Written task:
Omit all pictures. Copy the rest of the material exactly.

-=-=-=-=-

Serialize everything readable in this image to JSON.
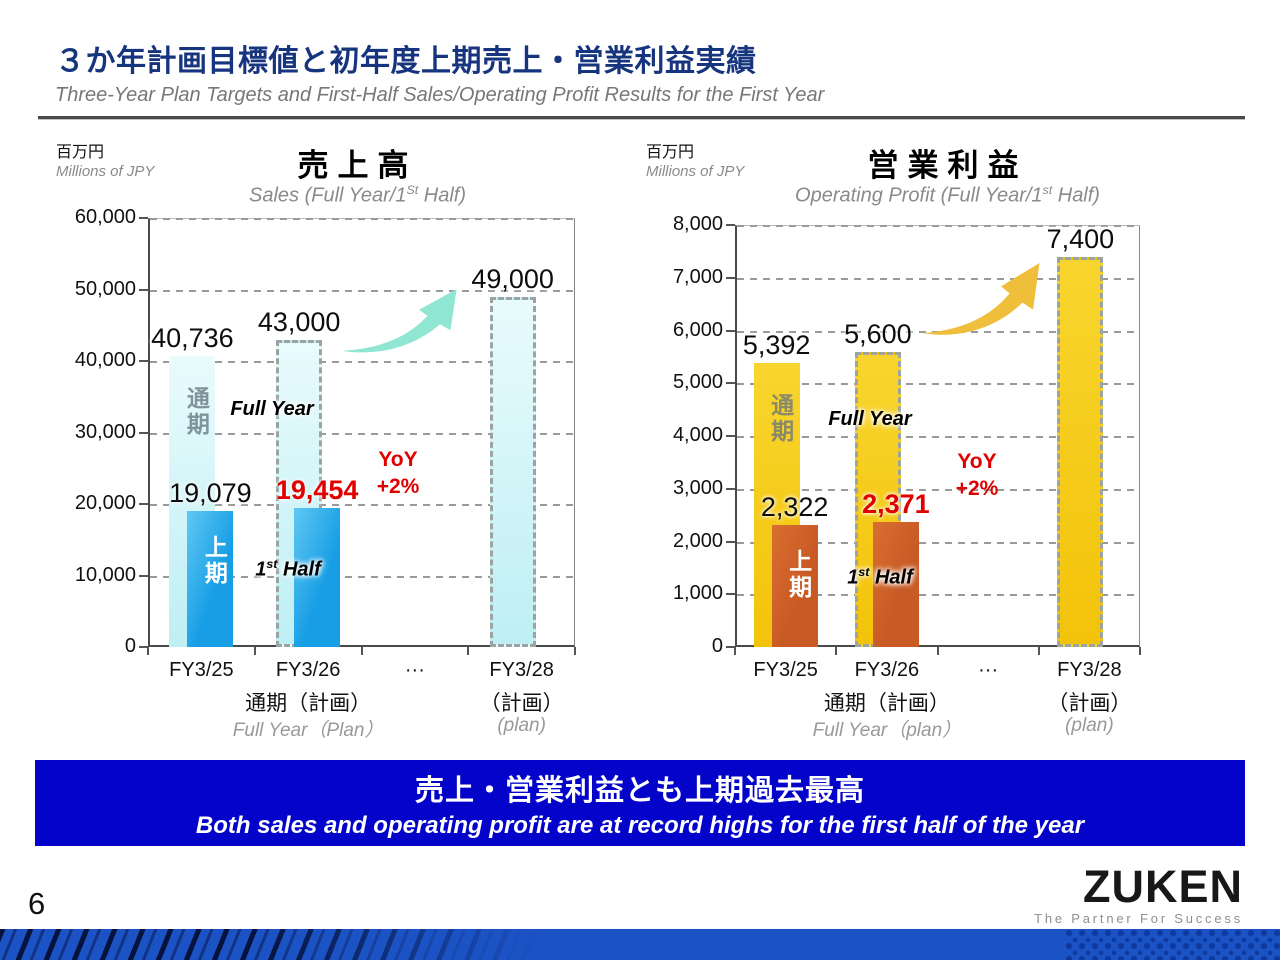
{
  "slide": {
    "title_jp": "３か年計画目標値と初年度上期売上・営業利益実績",
    "title_en": "Three-Year Plan Targets and First-Half Sales/Operating Profit Results for the First Year",
    "page_number": "6"
  },
  "banner": {
    "jp": "売上・営業利益とも上期過去最高",
    "en": "Both sales and operating profit are at record highs for the first half of the year"
  },
  "logo": {
    "name": "ZUKEN",
    "tagline": "The Partner For Success"
  },
  "chart_data": [
    {
      "type": "bar",
      "title": "売上高",
      "subtitle": "Sales (Full Year/1St Half)",
      "subtitle_parts": {
        "pre": "Sales (Full Year/1",
        "sup": "St",
        "post": " Half)"
      },
      "unit_jp": "百万円",
      "unit_en": "Millions of JPY",
      "ylabel": "百万円 Millions of JPY",
      "ylim": [
        0,
        60000
      ],
      "ytick_step": 10000,
      "y_ticks": [
        "60,000",
        "50,000",
        "40,000",
        "30,000",
        "20,000",
        "10,000",
        "0"
      ],
      "grid": true,
      "legend_position": "none",
      "categories": [
        "FY3/25",
        "FY3/26",
        "···",
        "FY3/28"
      ],
      "series": [
        {
          "name_jp": "通期",
          "name_en": "Full Year",
          "values": [
            40736,
            43000,
            null,
            49000
          ],
          "labels": [
            "40,736",
            "43,000",
            null,
            "49,000"
          ],
          "label_colors": [
            "black",
            "black",
            null,
            "black"
          ],
          "planned": [
            false,
            true,
            false,
            true
          ]
        },
        {
          "name_jp": "上期",
          "name_en": "1st Half",
          "values": [
            19079,
            19454,
            null,
            null
          ],
          "labels": [
            "19,079",
            "19,454",
            null,
            null
          ],
          "label_colors": [
            "black",
            "red",
            null,
            null
          ]
        }
      ],
      "annotations": {
        "full_tag": "通期",
        "half_tag": "上期",
        "full_label_parts": {
          "pre": "Full Year",
          "sup": "",
          "post": ""
        },
        "half_label_parts": {
          "pre": "1",
          "sup": "st",
          "post": " Half"
        },
        "yoy_title": "YoY",
        "yoy_value": "+2%"
      },
      "x_sub_labels": [
        {
          "index": 1,
          "jp": "通期（計画）",
          "en": "Full Year（Plan）"
        },
        {
          "index": 3,
          "jp": "（計画）",
          "en": "(plan)"
        }
      ],
      "colors": {
        "full": "#BEEFF4",
        "full_light": "#E9FBFD",
        "half": "#189EE5",
        "half_light": "#5FC8F3",
        "planned_border": "#9BA3A3",
        "arrow": "#8FE6D2",
        "full_tag": "#7F949B",
        "half_tag": "#FFFFFF",
        "value_red": "#E00000"
      }
    },
    {
      "type": "bar",
      "title": "営業利益",
      "subtitle": "Operating Profit (Full Year/1st Half)",
      "subtitle_parts": {
        "pre": "Operating Profit (Full Year/1",
        "sup": "st",
        "post": " Half)"
      },
      "unit_jp": "百万円",
      "unit_en": "Millions of JPY",
      "ylabel": "百万円 Millions of JPY",
      "ylim": [
        0,
        8000
      ],
      "ytick_step": 1000,
      "y_ticks": [
        "8,000",
        "7,000",
        "6,000",
        "5,000",
        "4,000",
        "3,000",
        "2,000",
        "1,000",
        "0"
      ],
      "grid": true,
      "legend_position": "none",
      "categories": [
        "FY3/25",
        "FY3/26",
        "···",
        "FY3/28"
      ],
      "series": [
        {
          "name_jp": "通期",
          "name_en": "Full Year",
          "values": [
            5392,
            5600,
            null,
            7400
          ],
          "labels": [
            "5,392",
            "5,600",
            null,
            "7,400"
          ],
          "label_colors": [
            "black",
            "black",
            null,
            "black"
          ],
          "planned": [
            false,
            true,
            false,
            true
          ]
        },
        {
          "name_jp": "上期",
          "name_en": "1st Half",
          "values": [
            2322,
            2371,
            null,
            null
          ],
          "labels": [
            "2,322",
            "2,371",
            null,
            null
          ],
          "label_colors": [
            "black",
            "red",
            null,
            null
          ]
        }
      ],
      "annotations": {
        "full_tag": "通期",
        "half_tag": "上期",
        "full_label_parts": {
          "pre": "Full Year",
          "sup": "",
          "post": ""
        },
        "half_label_parts": {
          "pre": "1",
          "sup": "st",
          "post": " Half"
        },
        "yoy_title": "YoY",
        "yoy_value": "+2%"
      },
      "x_sub_labels": [
        {
          "index": 1,
          "jp": "通期（計画）",
          "en": "Full Year（plan）"
        },
        {
          "index": 3,
          "jp": "（計画）",
          "en": "(plan)"
        }
      ],
      "colors": {
        "full": "#F3C30A",
        "full_light": "#F8D52E",
        "half": "#C85A24",
        "half_light": "#D96E30",
        "planned_border": "#9BA3A3",
        "arrow": "#EFBE3A",
        "full_tag": "#8A8A6A",
        "half_tag": "#FFFFFF",
        "value_red": "#E00000"
      }
    }
  ]
}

-=-=-=-=-

Expected answer:
Serialize everything readable in this image to JSON.
{
  "slide": {
    "title_jp": "３か年計画目標値と初年度上期売上・営業利益実績",
    "title_en": "Three-Year Plan Targets and First-Half Sales/Operating Profit Results for the First Year",
    "page_number": "6"
  },
  "banner": {
    "jp": "売上・営業利益とも上期過去最高",
    "en": "Both sales and operating profit are at record highs for the first half of the year"
  },
  "logo": {
    "name": "ZUKEN",
    "tagline": "The Partner For Success"
  },
  "chart_data": [
    {
      "type": "bar",
      "title": "売上高",
      "subtitle": "Sales (Full Year/1St Half)",
      "subtitle_parts": {
        "pre": "Sales (Full Year/1",
        "sup": "St",
        "post": " Half)"
      },
      "unit_jp": "百万円",
      "unit_en": "Millions of JPY",
      "ylabel": "百万円 Millions of JPY",
      "ylim": [
        0,
        60000
      ],
      "ytick_step": 10000,
      "y_ticks": [
        "60,000",
        "50,000",
        "40,000",
        "30,000",
        "20,000",
        "10,000",
        "0"
      ],
      "grid": true,
      "legend_position": "none",
      "categories": [
        "FY3/25",
        "FY3/26",
        "···",
        "FY3/28"
      ],
      "series": [
        {
          "name_jp": "通期",
          "name_en": "Full Year",
          "values": [
            40736,
            43000,
            null,
            49000
          ],
          "labels": [
            "40,736",
            "43,000",
            null,
            "49,000"
          ],
          "label_colors": [
            "black",
            "black",
            null,
            "black"
          ],
          "planned": [
            false,
            true,
            false,
            true
          ]
        },
        {
          "name_jp": "上期",
          "name_en": "1st Half",
          "values": [
            19079,
            19454,
            null,
            null
          ],
          "labels": [
            "19,079",
            "19,454",
            null,
            null
          ],
          "label_colors": [
            "black",
            "red",
            null,
            null
          ]
        }
      ],
      "annotations": {
        "full_tag": "通期",
        "half_tag": "上期",
        "full_label_parts": {
          "pre": "Full Year",
          "sup": "",
          "post": ""
        },
        "half_label_parts": {
          "pre": "1",
          "sup": "st",
          "post": " Half"
        },
        "yoy_title": "YoY",
        "yoy_value": "+2%"
      },
      "x_sub_labels": [
        {
          "index": 1,
          "jp": "通期（計画）",
          "en": "Full Year（Plan）"
        },
        {
          "index": 3,
          "jp": "（計画）",
          "en": "(plan)"
        }
      ],
      "colors": {
        "full": "#BEEFF4",
        "full_light": "#E9FBFD",
        "half": "#189EE5",
        "half_light": "#5FC8F3",
        "planned_border": "#9BA3A3",
        "arrow": "#8FE6D2",
        "full_tag": "#7F949B",
        "half_tag": "#FFFFFF",
        "value_red": "#E00000"
      }
    },
    {
      "type": "bar",
      "title": "営業利益",
      "subtitle": "Operating Profit (Full Year/1st Half)",
      "subtitle_parts": {
        "pre": "Operating Profit (Full Year/1",
        "sup": "st",
        "post": " Half)"
      },
      "unit_jp": "百万円",
      "unit_en": "Millions of JPY",
      "ylabel": "百万円 Millions of JPY",
      "ylim": [
        0,
        8000
      ],
      "ytick_step": 1000,
      "y_ticks": [
        "8,000",
        "7,000",
        "6,000",
        "5,000",
        "4,000",
        "3,000",
        "2,000",
        "1,000",
        "0"
      ],
      "grid": true,
      "legend_position": "none",
      "categories": [
        "FY3/25",
        "FY3/26",
        "···",
        "FY3/28"
      ],
      "series": [
        {
          "name_jp": "通期",
          "name_en": "Full Year",
          "values": [
            5392,
            5600,
            null,
            7400
          ],
          "labels": [
            "5,392",
            "5,600",
            null,
            "7,400"
          ],
          "label_colors": [
            "black",
            "black",
            null,
            "black"
          ],
          "planned": [
            false,
            true,
            false,
            true
          ]
        },
        {
          "name_jp": "上期",
          "name_en": "1st Half",
          "values": [
            2322,
            2371,
            null,
            null
          ],
          "labels": [
            "2,322",
            "2,371",
            null,
            null
          ],
          "label_colors": [
            "black",
            "red",
            null,
            null
          ]
        }
      ],
      "annotations": {
        "full_tag": "通期",
        "half_tag": "上期",
        "full_label_parts": {
          "pre": "Full Year",
          "sup": "",
          "post": ""
        },
        "half_label_parts": {
          "pre": "1",
          "sup": "st",
          "post": " Half"
        },
        "yoy_title": "YoY",
        "yoy_value": "+2%"
      },
      "x_sub_labels": [
        {
          "index": 1,
          "jp": "通期（計画）",
          "en": "Full Year（plan）"
        },
        {
          "index": 3,
          "jp": "（計画）",
          "en": "(plan)"
        }
      ],
      "colors": {
        "full": "#F3C30A",
        "full_light": "#F8D52E",
        "half": "#C85A24",
        "half_light": "#D96E30",
        "planned_border": "#9BA3A3",
        "arrow": "#EFBE3A",
        "full_tag": "#8A8A6A",
        "half_tag": "#FFFFFF",
        "value_red": "#E00000"
      }
    }
  ]
}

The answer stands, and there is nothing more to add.